• [Stated task]
Locate each line below that contains the string "divider", treating uppercase and lowercase as different, and copy every such line.

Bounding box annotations
%%
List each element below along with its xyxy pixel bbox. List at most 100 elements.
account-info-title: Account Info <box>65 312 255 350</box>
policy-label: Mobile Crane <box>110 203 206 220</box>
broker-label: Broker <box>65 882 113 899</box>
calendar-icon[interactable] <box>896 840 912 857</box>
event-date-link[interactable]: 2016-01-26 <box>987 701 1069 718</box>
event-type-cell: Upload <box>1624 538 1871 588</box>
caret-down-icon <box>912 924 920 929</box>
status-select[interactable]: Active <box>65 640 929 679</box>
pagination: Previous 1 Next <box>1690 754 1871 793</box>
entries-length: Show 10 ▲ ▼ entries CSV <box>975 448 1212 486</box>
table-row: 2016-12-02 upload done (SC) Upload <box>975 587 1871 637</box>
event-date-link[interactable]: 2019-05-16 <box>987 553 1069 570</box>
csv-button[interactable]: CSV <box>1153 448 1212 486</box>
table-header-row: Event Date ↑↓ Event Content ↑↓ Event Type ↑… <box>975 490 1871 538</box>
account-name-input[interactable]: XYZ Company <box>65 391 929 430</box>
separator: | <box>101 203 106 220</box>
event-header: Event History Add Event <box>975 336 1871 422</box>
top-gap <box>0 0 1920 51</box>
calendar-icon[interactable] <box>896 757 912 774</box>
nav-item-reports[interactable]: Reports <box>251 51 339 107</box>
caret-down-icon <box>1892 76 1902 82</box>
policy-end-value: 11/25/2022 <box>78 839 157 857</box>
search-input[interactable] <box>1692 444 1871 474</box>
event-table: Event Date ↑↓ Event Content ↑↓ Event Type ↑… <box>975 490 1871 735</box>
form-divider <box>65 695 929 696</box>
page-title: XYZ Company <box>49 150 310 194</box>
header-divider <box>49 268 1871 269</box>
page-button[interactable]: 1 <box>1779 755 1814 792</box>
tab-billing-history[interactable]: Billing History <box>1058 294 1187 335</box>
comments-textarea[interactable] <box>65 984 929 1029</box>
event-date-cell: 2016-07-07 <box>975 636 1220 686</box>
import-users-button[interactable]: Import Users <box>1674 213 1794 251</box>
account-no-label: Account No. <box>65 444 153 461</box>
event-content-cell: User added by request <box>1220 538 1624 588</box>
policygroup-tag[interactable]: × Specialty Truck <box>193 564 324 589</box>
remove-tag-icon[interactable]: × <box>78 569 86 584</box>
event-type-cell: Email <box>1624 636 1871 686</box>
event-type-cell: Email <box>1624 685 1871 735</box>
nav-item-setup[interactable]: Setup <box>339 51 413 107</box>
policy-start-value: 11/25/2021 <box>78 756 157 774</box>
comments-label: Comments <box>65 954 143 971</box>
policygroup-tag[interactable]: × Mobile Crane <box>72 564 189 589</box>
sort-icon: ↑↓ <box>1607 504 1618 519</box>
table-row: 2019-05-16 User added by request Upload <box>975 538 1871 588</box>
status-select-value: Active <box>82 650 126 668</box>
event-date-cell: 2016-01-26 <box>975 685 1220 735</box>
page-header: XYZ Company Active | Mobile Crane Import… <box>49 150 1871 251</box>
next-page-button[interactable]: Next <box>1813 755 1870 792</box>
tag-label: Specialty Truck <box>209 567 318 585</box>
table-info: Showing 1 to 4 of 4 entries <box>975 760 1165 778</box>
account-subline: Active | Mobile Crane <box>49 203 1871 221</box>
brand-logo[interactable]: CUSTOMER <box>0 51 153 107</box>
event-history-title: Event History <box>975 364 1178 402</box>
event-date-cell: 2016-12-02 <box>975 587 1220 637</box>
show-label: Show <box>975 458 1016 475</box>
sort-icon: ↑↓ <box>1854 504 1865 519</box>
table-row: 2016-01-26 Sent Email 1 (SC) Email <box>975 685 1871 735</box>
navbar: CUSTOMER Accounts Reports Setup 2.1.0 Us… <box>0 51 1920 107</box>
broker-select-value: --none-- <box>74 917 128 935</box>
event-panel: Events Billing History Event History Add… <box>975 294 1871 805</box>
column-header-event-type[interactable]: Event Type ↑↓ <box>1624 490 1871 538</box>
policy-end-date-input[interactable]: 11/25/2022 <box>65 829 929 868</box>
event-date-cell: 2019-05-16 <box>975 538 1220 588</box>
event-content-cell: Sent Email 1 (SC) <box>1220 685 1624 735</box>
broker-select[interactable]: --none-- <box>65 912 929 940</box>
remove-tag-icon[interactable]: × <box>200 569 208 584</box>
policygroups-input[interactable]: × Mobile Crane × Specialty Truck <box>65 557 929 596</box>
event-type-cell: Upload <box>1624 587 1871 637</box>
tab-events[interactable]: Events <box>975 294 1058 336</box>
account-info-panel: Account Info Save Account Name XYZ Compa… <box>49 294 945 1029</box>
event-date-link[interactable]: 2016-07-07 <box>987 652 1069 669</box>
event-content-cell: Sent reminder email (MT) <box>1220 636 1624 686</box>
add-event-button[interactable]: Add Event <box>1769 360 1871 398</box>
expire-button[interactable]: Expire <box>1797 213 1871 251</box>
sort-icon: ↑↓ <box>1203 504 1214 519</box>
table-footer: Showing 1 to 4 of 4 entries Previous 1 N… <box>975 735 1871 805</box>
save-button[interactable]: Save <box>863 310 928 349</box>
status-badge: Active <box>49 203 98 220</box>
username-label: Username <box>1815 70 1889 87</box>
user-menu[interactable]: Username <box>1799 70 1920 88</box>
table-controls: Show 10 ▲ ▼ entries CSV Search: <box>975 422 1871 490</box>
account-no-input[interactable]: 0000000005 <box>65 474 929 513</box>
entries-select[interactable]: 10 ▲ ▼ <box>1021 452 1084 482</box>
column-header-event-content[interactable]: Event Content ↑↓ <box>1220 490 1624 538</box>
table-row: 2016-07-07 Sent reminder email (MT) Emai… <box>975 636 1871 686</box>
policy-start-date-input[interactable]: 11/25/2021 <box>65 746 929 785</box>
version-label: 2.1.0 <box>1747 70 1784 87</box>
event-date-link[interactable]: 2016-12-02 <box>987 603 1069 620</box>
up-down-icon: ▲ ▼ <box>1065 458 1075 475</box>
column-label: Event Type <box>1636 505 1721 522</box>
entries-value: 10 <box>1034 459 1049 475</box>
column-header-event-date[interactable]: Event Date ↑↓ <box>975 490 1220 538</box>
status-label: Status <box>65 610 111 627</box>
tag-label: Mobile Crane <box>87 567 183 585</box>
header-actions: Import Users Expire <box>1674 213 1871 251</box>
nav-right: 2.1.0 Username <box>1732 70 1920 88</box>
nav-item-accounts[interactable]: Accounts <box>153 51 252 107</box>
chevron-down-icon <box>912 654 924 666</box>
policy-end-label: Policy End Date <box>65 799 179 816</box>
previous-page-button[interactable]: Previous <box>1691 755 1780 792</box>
%%
• [Result of the task]
form-divider <box>65 695 929 696</box>
header-divider <box>49 268 1871 269</box>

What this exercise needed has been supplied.